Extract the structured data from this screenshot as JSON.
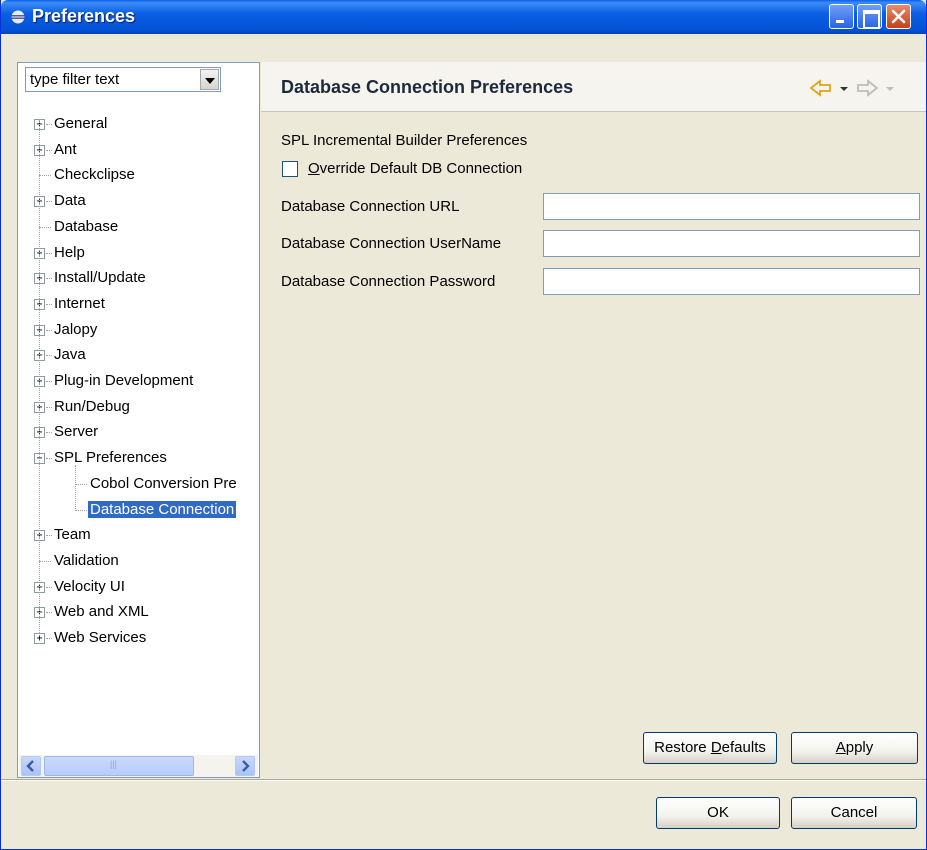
{
  "window": {
    "title": "Preferences"
  },
  "filter": {
    "text": "type filter text"
  },
  "tree": [
    {
      "label": "General",
      "expandable": true,
      "expanded": false,
      "level": 0
    },
    {
      "label": "Ant",
      "expandable": true,
      "expanded": false,
      "level": 0
    },
    {
      "label": "Checkclipse",
      "expandable": false,
      "level": 0
    },
    {
      "label": "Data",
      "expandable": true,
      "expanded": false,
      "level": 0
    },
    {
      "label": "Database",
      "expandable": false,
      "level": 0
    },
    {
      "label": "Help",
      "expandable": true,
      "expanded": false,
      "level": 0
    },
    {
      "label": "Install/Update",
      "expandable": true,
      "expanded": false,
      "level": 0
    },
    {
      "label": "Internet",
      "expandable": true,
      "expanded": false,
      "level": 0
    },
    {
      "label": "Jalopy",
      "expandable": true,
      "expanded": false,
      "level": 0
    },
    {
      "label": "Java",
      "expandable": true,
      "expanded": false,
      "level": 0
    },
    {
      "label": "Plug-in Development",
      "expandable": true,
      "expanded": false,
      "level": 0
    },
    {
      "label": "Run/Debug",
      "expandable": true,
      "expanded": false,
      "level": 0
    },
    {
      "label": "Server",
      "expandable": true,
      "expanded": false,
      "level": 0
    },
    {
      "label": "SPL Preferences",
      "expandable": true,
      "expanded": true,
      "level": 0
    },
    {
      "label": "Cobol Conversion Pre",
      "expandable": false,
      "level": 1
    },
    {
      "label": "Database Connection",
      "expandable": false,
      "level": 1,
      "selected": true
    },
    {
      "label": "Team",
      "expandable": true,
      "expanded": false,
      "level": 0
    },
    {
      "label": "Validation",
      "expandable": false,
      "level": 0
    },
    {
      "label": "Velocity UI",
      "expandable": true,
      "expanded": false,
      "level": 0
    },
    {
      "label": "Web and XML",
      "expandable": true,
      "expanded": false,
      "level": 0
    },
    {
      "label": "Web Services",
      "expandable": true,
      "expanded": false,
      "level": 0
    }
  ],
  "page": {
    "title": "Database Connection Preferences",
    "section_label": "SPL Incremental Builder Preferences",
    "override_checkbox": {
      "label_prefix": "",
      "label_mnemonic": "O",
      "label_rest": "verride Default DB Connection",
      "checked": false
    },
    "fields": [
      {
        "label": "Database Connection URL",
        "value": ""
      },
      {
        "label": "Database Connection UserName",
        "value": ""
      },
      {
        "label": "Database Connection Password",
        "value": ""
      }
    ],
    "restore_button": {
      "prefix": "Restore ",
      "mnemonic": "D",
      "rest": "efaults"
    },
    "apply_button": {
      "prefix": "",
      "mnemonic": "A",
      "rest": "pply"
    }
  },
  "dialog": {
    "ok_label": "OK",
    "cancel_label": "Cancel"
  },
  "colors": {
    "title_bar": "#0b5ee3",
    "selection": "#316ac5",
    "nav_back_icon": "#e8b93a",
    "nav_forward_icon": "#c8c8c8"
  },
  "icons": {
    "back": "back-arrow-icon",
    "forward": "forward-arrow-icon",
    "dropdown": "chevron-down-icon"
  }
}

------------------------------------------------------------

GOAL -
Copy every line above word for word and exclude the pictures.

OUTPUT OF THE EXERCISE -
Extract the structured data from this screenshot as JSON.
{
  "window": {
    "title": "Preferences"
  },
  "filter": {
    "text": "type filter text"
  },
  "tree": [
    {
      "label": "General",
      "expandable": true,
      "expanded": false,
      "level": 0
    },
    {
      "label": "Ant",
      "expandable": true,
      "expanded": false,
      "level": 0
    },
    {
      "label": "Checkclipse",
      "expandable": false,
      "level": 0
    },
    {
      "label": "Data",
      "expandable": true,
      "expanded": false,
      "level": 0
    },
    {
      "label": "Database",
      "expandable": false,
      "level": 0
    },
    {
      "label": "Help",
      "expandable": true,
      "expanded": false,
      "level": 0
    },
    {
      "label": "Install/Update",
      "expandable": true,
      "expanded": false,
      "level": 0
    },
    {
      "label": "Internet",
      "expandable": true,
      "expanded": false,
      "level": 0
    },
    {
      "label": "Jalopy",
      "expandable": true,
      "expanded": false,
      "level": 0
    },
    {
      "label": "Java",
      "expandable": true,
      "expanded": false,
      "level": 0
    },
    {
      "label": "Plug-in Development",
      "expandable": true,
      "expanded": false,
      "level": 0
    },
    {
      "label": "Run/Debug",
      "expandable": true,
      "expanded": false,
      "level": 0
    },
    {
      "label": "Server",
      "expandable": true,
      "expanded": false,
      "level": 0
    },
    {
      "label": "SPL Preferences",
      "expandable": true,
      "expanded": true,
      "level": 0
    },
    {
      "label": "Cobol Conversion Pre",
      "expandable": false,
      "level": 1
    },
    {
      "label": "Database Connection",
      "expandable": false,
      "level": 1,
      "selected": true
    },
    {
      "label": "Team",
      "expandable": true,
      "expanded": false,
      "level": 0
    },
    {
      "label": "Validation",
      "expandable": false,
      "level": 0
    },
    {
      "label": "Velocity UI",
      "expandable": true,
      "expanded": false,
      "level": 0
    },
    {
      "label": "Web and XML",
      "expandable": true,
      "expanded": false,
      "level": 0
    },
    {
      "label": "Web Services",
      "expandable": true,
      "expanded": false,
      "level": 0
    }
  ],
  "page": {
    "title": "Database Connection Preferences",
    "section_label": "SPL Incremental Builder Preferences",
    "override_checkbox": {
      "label_prefix": "",
      "label_mnemonic": "O",
      "label_rest": "verride Default DB Connection",
      "checked": false
    },
    "fields": [
      {
        "label": "Database Connection URL",
        "value": ""
      },
      {
        "label": "Database Connection UserName",
        "value": ""
      },
      {
        "label": "Database Connection Password",
        "value": ""
      }
    ],
    "restore_button": {
      "prefix": "Restore ",
      "mnemonic": "D",
      "rest": "efaults"
    },
    "apply_button": {
      "prefix": "",
      "mnemonic": "A",
      "rest": "pply"
    }
  },
  "dialog": {
    "ok_label": "OK",
    "cancel_label": "Cancel"
  },
  "colors": {
    "title_bar": "#0b5ee3",
    "selection": "#316ac5",
    "nav_back_icon": "#e8b93a",
    "nav_forward_icon": "#c8c8c8"
  },
  "icons": {
    "back": "back-arrow-icon",
    "forward": "forward-arrow-icon",
    "dropdown": "chevron-down-icon"
  }
}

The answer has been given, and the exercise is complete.